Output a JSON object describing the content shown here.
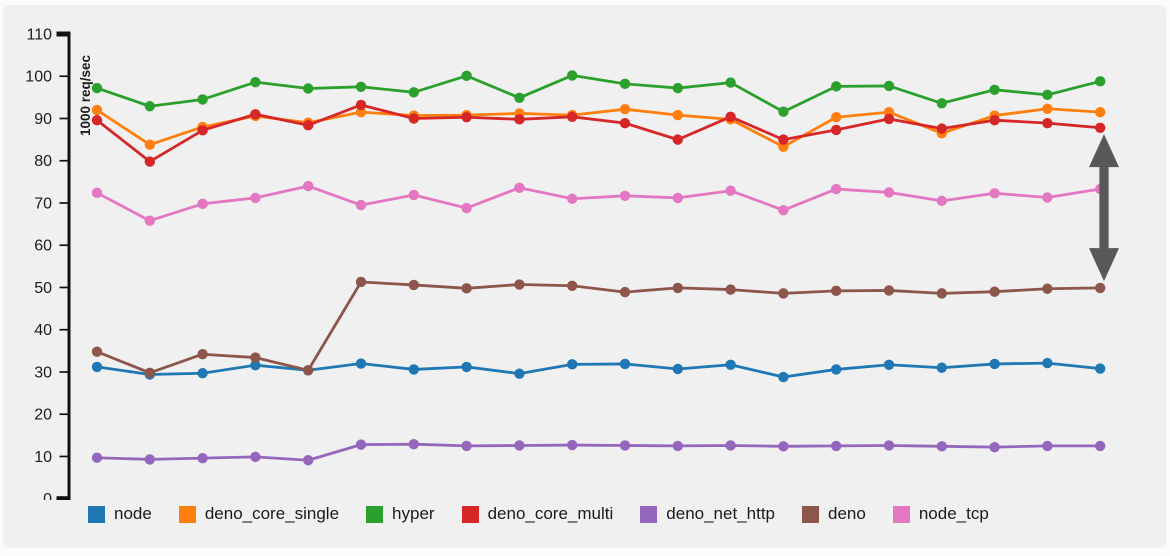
{
  "chart_data": {
    "type": "line",
    "title": "",
    "xlabel": "",
    "ylabel": "1000 req/sec",
    "ylim": [
      0,
      110
    ],
    "yticks": [
      0,
      10,
      20,
      30,
      40,
      50,
      60,
      70,
      80,
      90,
      100,
      110
    ],
    "grid": false,
    "legend_position": "bottom",
    "x_point_count": 20,
    "series": [
      {
        "name": "node",
        "color": "#1f77b4",
        "values": [
          31.2,
          29.4,
          29.7,
          31.6,
          30.4,
          32.0,
          30.6,
          31.2,
          29.6,
          31.8,
          31.9,
          30.7,
          31.7,
          28.8,
          30.6,
          31.7,
          31.0,
          31.9,
          32.1,
          30.8
        ]
      },
      {
        "name": "deno_core_single",
        "color": "#ff7f0e",
        "values": [
          92.0,
          83.8,
          88.0,
          90.6,
          89.0,
          91.5,
          90.7,
          90.8,
          91.2,
          90.8,
          92.2,
          90.8,
          89.8,
          83.3,
          90.3,
          91.5,
          86.5,
          90.7,
          92.3,
          91.5
        ]
      },
      {
        "name": "hyper",
        "color": "#2ca02c",
        "values": [
          97.2,
          92.9,
          94.5,
          98.6,
          97.1,
          97.5,
          96.2,
          100.1,
          94.9,
          100.2,
          98.2,
          97.2,
          98.5,
          91.6,
          97.6,
          97.7,
          93.6,
          96.8,
          95.6,
          98.8
        ]
      },
      {
        "name": "deno_core_multi",
        "color": "#d62728",
        "values": [
          89.6,
          79.8,
          87.2,
          91.0,
          88.4,
          93.2,
          90.0,
          90.3,
          89.8,
          90.4,
          88.9,
          85.0,
          90.4,
          85.0,
          87.3,
          89.9,
          87.6,
          89.6,
          88.9,
          87.8
        ]
      },
      {
        "name": "deno_net_http",
        "color": "#9467bd",
        "values": [
          9.7,
          9.3,
          9.6,
          9.9,
          9.1,
          12.8,
          12.9,
          12.5,
          12.6,
          12.7,
          12.6,
          12.5,
          12.6,
          12.4,
          12.5,
          12.6,
          12.4,
          12.2,
          12.5,
          12.5
        ]
      },
      {
        "name": "deno",
        "color": "#8c564b",
        "values": [
          34.8,
          29.8,
          34.2,
          33.4,
          30.4,
          51.3,
          50.6,
          49.8,
          50.7,
          50.4,
          48.9,
          49.9,
          49.5,
          48.6,
          49.2,
          49.3,
          48.6,
          49.0,
          49.7,
          49.9
        ]
      },
      {
        "name": "node_tcp",
        "color": "#e377c2",
        "values": [
          72.4,
          65.8,
          69.8,
          71.2,
          74.0,
          69.5,
          71.9,
          68.8,
          73.6,
          71.0,
          71.7,
          71.2,
          72.9,
          68.3,
          73.3,
          72.5,
          70.5,
          72.3,
          71.3,
          73.3
        ]
      }
    ],
    "annotation_arrow": {
      "description": "vertical double-headed arrow at right edge between deno_core_multi and deno lines",
      "from_value": 86.3,
      "to_value": 51.5,
      "color": "#58585a"
    }
  },
  "legend": {
    "items": [
      "node",
      "deno_core_single",
      "hyper",
      "deno_core_multi",
      "deno_net_http",
      "deno",
      "node_tcp"
    ]
  }
}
============================================================
AIM:
Report only how many lines in the records contain the word "color".

RESULT OF THE TASK:
8